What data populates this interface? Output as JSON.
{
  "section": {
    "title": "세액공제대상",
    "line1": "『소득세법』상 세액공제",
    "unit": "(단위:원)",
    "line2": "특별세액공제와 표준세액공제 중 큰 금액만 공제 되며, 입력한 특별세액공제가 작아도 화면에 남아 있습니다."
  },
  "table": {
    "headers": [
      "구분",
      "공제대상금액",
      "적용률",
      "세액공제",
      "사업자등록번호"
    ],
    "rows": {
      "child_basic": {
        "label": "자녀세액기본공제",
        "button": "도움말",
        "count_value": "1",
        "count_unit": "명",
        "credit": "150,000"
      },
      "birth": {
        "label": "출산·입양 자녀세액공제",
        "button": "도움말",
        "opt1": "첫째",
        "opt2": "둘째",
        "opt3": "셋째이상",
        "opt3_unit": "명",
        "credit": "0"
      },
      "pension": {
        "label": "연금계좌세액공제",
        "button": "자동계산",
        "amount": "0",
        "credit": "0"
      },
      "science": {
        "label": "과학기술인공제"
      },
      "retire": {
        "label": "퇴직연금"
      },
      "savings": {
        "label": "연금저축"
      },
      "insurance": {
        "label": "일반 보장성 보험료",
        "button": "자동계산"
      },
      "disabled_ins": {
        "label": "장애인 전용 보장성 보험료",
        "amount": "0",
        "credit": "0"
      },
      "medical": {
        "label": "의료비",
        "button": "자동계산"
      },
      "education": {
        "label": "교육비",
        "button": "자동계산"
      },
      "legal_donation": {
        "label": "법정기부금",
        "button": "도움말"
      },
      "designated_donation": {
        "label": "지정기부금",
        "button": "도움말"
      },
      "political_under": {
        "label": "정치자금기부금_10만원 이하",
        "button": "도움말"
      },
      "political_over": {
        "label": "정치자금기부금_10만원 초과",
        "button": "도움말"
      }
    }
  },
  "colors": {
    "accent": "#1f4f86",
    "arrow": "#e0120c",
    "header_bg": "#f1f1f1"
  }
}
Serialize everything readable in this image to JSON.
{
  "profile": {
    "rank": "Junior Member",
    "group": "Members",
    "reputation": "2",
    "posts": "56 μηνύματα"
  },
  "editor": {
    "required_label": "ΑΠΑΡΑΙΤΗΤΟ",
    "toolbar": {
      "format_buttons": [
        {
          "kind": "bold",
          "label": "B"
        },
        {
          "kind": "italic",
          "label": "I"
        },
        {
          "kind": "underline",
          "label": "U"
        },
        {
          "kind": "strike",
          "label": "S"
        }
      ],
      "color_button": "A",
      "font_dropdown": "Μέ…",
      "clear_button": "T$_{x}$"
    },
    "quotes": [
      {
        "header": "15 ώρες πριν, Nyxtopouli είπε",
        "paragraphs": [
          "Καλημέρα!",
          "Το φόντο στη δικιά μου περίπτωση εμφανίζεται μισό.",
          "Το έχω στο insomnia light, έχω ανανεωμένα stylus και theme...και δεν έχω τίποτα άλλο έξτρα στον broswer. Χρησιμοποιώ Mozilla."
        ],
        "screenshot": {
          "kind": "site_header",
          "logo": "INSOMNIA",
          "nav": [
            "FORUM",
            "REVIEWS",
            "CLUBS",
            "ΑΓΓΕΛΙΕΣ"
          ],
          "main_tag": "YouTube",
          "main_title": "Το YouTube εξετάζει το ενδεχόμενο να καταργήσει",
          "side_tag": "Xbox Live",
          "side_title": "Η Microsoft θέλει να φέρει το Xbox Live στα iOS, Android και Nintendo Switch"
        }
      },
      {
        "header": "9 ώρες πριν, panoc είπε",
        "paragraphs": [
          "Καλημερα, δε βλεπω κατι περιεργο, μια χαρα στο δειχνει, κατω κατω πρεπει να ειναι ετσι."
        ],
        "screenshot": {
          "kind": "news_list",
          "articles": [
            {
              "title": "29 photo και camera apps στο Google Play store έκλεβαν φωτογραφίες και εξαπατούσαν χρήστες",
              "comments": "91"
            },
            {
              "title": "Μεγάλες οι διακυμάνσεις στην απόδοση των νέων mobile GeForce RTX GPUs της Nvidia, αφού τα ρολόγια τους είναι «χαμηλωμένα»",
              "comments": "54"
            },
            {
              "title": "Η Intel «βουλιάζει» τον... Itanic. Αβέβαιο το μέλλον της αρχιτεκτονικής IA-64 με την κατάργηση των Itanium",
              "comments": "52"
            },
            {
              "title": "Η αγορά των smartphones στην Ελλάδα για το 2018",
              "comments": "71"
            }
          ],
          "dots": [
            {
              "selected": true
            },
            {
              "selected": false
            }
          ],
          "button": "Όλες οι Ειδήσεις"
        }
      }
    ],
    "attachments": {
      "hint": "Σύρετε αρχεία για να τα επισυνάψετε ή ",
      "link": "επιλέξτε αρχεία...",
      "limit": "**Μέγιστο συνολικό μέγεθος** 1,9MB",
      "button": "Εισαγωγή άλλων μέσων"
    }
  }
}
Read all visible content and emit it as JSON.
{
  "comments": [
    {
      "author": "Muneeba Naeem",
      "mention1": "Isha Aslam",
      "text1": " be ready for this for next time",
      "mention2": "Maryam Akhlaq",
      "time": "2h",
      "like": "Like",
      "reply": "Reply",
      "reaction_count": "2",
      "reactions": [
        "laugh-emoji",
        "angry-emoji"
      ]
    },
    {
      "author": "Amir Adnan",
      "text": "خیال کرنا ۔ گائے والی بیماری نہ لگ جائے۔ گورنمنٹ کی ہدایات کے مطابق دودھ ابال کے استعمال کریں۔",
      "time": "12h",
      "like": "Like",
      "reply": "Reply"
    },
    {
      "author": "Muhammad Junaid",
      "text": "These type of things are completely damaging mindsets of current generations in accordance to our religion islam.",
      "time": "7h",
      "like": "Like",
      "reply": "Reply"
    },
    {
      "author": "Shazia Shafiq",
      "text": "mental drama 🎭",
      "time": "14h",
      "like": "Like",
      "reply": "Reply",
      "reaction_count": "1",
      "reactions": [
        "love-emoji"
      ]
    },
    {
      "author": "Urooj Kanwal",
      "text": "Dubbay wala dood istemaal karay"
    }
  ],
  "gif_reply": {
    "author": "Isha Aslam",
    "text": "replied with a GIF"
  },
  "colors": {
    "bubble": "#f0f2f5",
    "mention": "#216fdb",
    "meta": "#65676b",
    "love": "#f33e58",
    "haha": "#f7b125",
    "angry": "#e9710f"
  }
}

==================================================

Instructions for the task: Set down the material above again, word for word.

Response:
What data populates this interface? Output as JSON.
{
  "section": {
    "title": "세액공제대상",
    "line1": "『소득세법』상 세액공제",
    "unit": "(단위:원)",
    "line2": "특별세액공제와 표준세액공제 중 큰 금액만 공제 되며, 입력한 특별세액공제가 작아도 화면에 남아 있습니다."
  },
  "table": {
    "headers": [
      "구분",
      "공제대상금액",
      "적용률",
      "세액공제",
      "사업자등록번호"
    ],
    "rows": {
      "child_basic": {
        "label": "자녀세액기본공제",
        "button": "도움말",
        "count_value": "1",
        "count_unit": "명",
        "credit": "150,000"
      },
      "birth": {
        "label": "출산·입양 자녀세액공제",
        "button": "도움말",
        "opt1": "첫째",
        "opt2": "둘째",
        "opt3": "셋째이상",
        "opt3_unit": "명",
        "credit": "0"
      },
      "pension": {
        "label": "연금계좌세액공제",
        "button": "자동계산",
        "amount": "0",
        "credit": "0"
      },
      "science": {
        "label": "과학기술인공제"
      },
      "retire": {
        "label": "퇴직연금"
      },
      "savings": {
        "label": "연금저축"
      },
      "insurance": {
        "label": "일반 보장성 보험료",
        "button": "자동계산"
      },
      "disabled_ins": {
        "label": "장애인 전용 보장성 보험료",
        "amount": "0",
        "credit": "0"
      },
      "medical": {
        "label": "의료비",
        "button": "자동계산"
      },
      "education": {
        "label": "교육비",
        "button": "자동계산"
      },
      "legal_donation": {
        "label": "법정기부금",
        "button": "도움말"
      },
      "designated_donation": {
        "label": "지정기부금",
        "button": "도움말"
      },
      "political_under": {
        "label": "정치자금기부금_10만원 이하",
        "button": "도움말"
      },
      "political_over": {
        "label": "정치자금기부금_10만원 초과",
        "button": "도움말"
      }
    }
  },
  "colors": {
    "accent": "#1f4f86",
    "arrow": "#e0120c",
    "header_bg": "#f1f1f1"
  }
}
Serialize everything readable in this image to JSON.
{
  "profile": {
    "rank": "Junior Member",
    "group": "Members",
    "reputation": "2",
    "posts": "56 μηνύματα"
  },
  "editor": {
    "required_label": "ΑΠΑΡΑΙΤΗΤΟ",
    "toolbar": {
      "format_buttons": [
        {
          "kind": "bold",
          "label": "B"
        },
        {
          "kind": "italic",
          "label": "I"
        },
        {
          "kind": "underline",
          "label": "U"
        },
        {
          "kind": "strike",
          "label": "S"
        }
      ],
      "color_button": "A",
      "font_dropdown": "Μέ…",
      "clear_button": "T$_{x}$"
    },
    "quotes": [
      {
        "header": "15 ώρες πριν, Nyxtopouli είπε",
        "paragraphs": [
          "Καλημέρα!",
          "Το φόντο στη δικιά μου περίπτωση εμφανίζεται μισό.",
          "Το έχω στο insomnia light, έχω ανανεωμένα stylus και theme...και δεν έχω τίποτα άλλο έξτρα στον broswer. Χρησιμοποιώ Mozilla."
        ],
        "screenshot": {
          "kind": "site_header",
          "logo": "INSOMNIA",
          "nav": [
            "FORUM",
            "REVIEWS",
            "CLUBS",
            "ΑΓΓΕΛΙΕΣ"
          ],
          "main_tag": "YouTube",
          "main_title": "Το YouTube εξετάζει το ενδεχόμενο να καταργήσει",
          "side_tag": "Xbox Live",
          "side_title": "Η Microsoft θέλει να φέρει το Xbox Live στα iOS, Android και Nintendo Switch"
        }
      },
      {
        "header": "9 ώρες πριν, panoc είπε",
        "paragraphs": [
          "Καλημερα, δε βλεπω κατι περιεργο, μια χαρα στο δειχνει, κατω κατω πρεπει να ειναι ετσι."
        ],
        "screenshot": {
          "kind": "news_list",
          "articles": [
            {
              "title": "29 photo και camera apps στο Google Play store έκλεβαν φωτογραφίες και εξαπατούσαν χρήστες",
              "comments": "91"
            },
            {
              "title": "Μεγάλες οι διακυμάνσεις στην απόδοση των νέων mobile GeForce RTX GPUs της Nvidia, αφού τα ρολόγια τους είναι «χαμηλωμένα»",
              "comments": "54"
            },
            {
              "title": "Η Intel «βουλιάζει» τον... Itanic. Αβέβαιο το μέλλον της αρχιτεκτονικής IA-64 με την κατάργηση των Itanium",
              "comments": "52"
            },
            {
              "title": "Η αγορά των smartphones στην Ελλάδα για το 2018",
              "comments": "71"
            }
          ],
          "dots": [
            {
              "selected": true
            },
            {
              "selected": false
            }
          ],
          "button": "Όλες οι Ειδήσεις"
        }
      }
    ],
    "attachments": {
      "hint": "Σύρετε αρχεία για να τα επισυνάψετε ή ",
      "link": "επιλέξτε αρχεία...",
      "limit": "**Μέγιστο συνολικό μέγεθος** 1,9MB",
      "button": "Εισαγωγή άλλων μέσων"
    }
  }
}
Read all visible content and emit it as JSON.
{
  "comments": [
    {
      "author": "Muneeba Naeem",
      "mention1": "Isha Aslam",
      "text1": " be ready for this for next time",
      "mention2": "Maryam Akhlaq",
      "time": "2h",
      "like": "Like",
      "reply": "Reply",
      "reaction_count": "2",
      "reactions": [
        "laugh-emoji",
        "angry-emoji"
      ]
    },
    {
      "author": "Amir Adnan",
      "text": "خیال کرنا ۔ گائے والی بیماری نہ لگ جائے۔ گورنمنٹ کی ہدایات کے مطابق دودھ ابال کے استعمال کریں۔",
      "time": "12h",
      "like": "Like",
      "reply": "Reply"
    },
    {
      "author": "Muhammad Junaid",
      "text": "These type of things are completely damaging mindsets of current generations in accordance to our religion islam.",
      "time": "7h",
      "like": "Like",
      "reply": "Reply"
    },
    {
      "author": "Shazia Shafiq",
      "text": "mental drama 🎭",
      "time": "14h",
      "like": "Like",
      "reply": "Reply",
      "reaction_count": "1",
      "reactions": [
        "love-emoji"
      ]
    },
    {
      "author": "Urooj Kanwal",
      "text": "Dubbay wala dood istemaal karay"
    }
  ],
  "gif_reply": {
    "author": "Isha Aslam",
    "text": "replied with a GIF"
  },
  "colors": {
    "bubble": "#f0f2f5",
    "mention": "#216fdb",
    "meta": "#65676b",
    "love": "#f33e58",
    "haha": "#f7b125",
    "angry": "#e9710f"
  }
}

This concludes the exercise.